-- START OF Dataset excerpts --
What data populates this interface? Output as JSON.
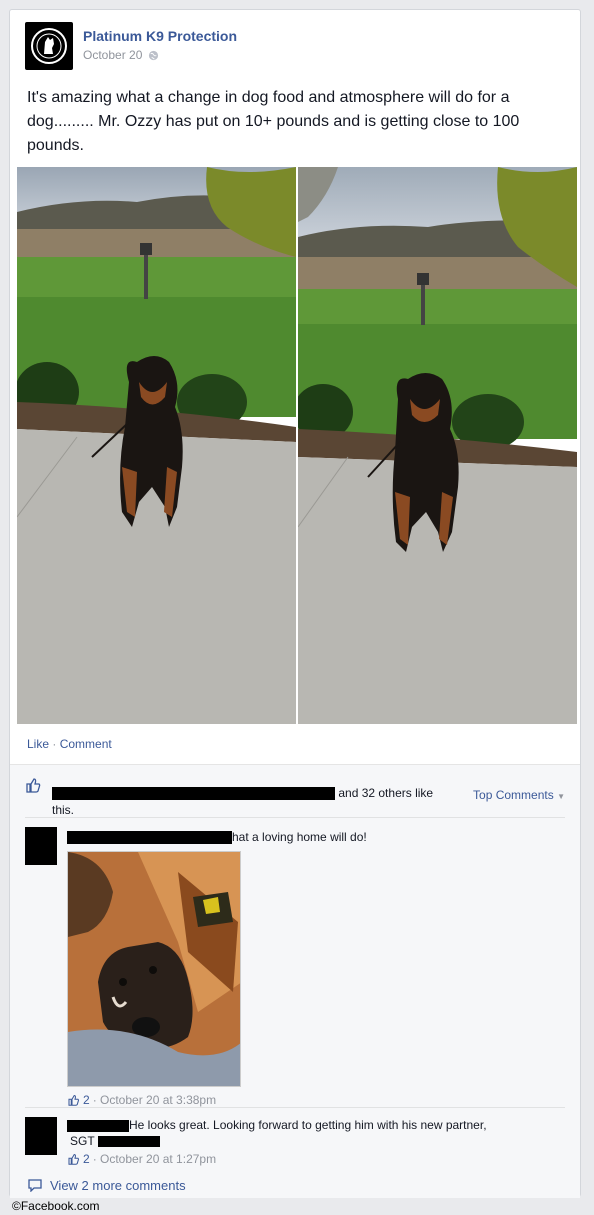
{
  "post": {
    "page_name": "Platinum K9 Protection",
    "date": "October 20",
    "text": "It's amazing what a change in dog food and atmosphere will do for a dog......... Mr. Ozzy has put on 10+ pounds and is getting close to 100 pounds.",
    "privacy_icon": "globe-icon"
  },
  "actions": {
    "like": "Like",
    "separator": "·",
    "comment": "Comment"
  },
  "likes": {
    "suffix": "and 32 others like this.",
    "top_comments": "Top Comments",
    "top_comments_icon": "caret-down-icon"
  },
  "comments": [
    {
      "text": "hat a loving home will do!",
      "likes": "2",
      "timestamp": "· October 20 at 3:38pm"
    },
    {
      "text": "He looks great. Looking forward to getting him with his new partner,",
      "text2": "SGT",
      "likes": "2",
      "timestamp": "· October 20 at 1:27pm"
    }
  ],
  "view_more": "View 2 more comments",
  "copyright": "©Facebook.com",
  "colors": {
    "link": "#3b5998",
    "meta": "#90949c",
    "background": "#e9eaed"
  }
}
-- END OF Dataset excerpts --
Objective: Copy out every line of the listing that includes the string "this".

Expected answer:
What data populates this interface? Output as JSON.
    "suffix": "and 32 others like this.",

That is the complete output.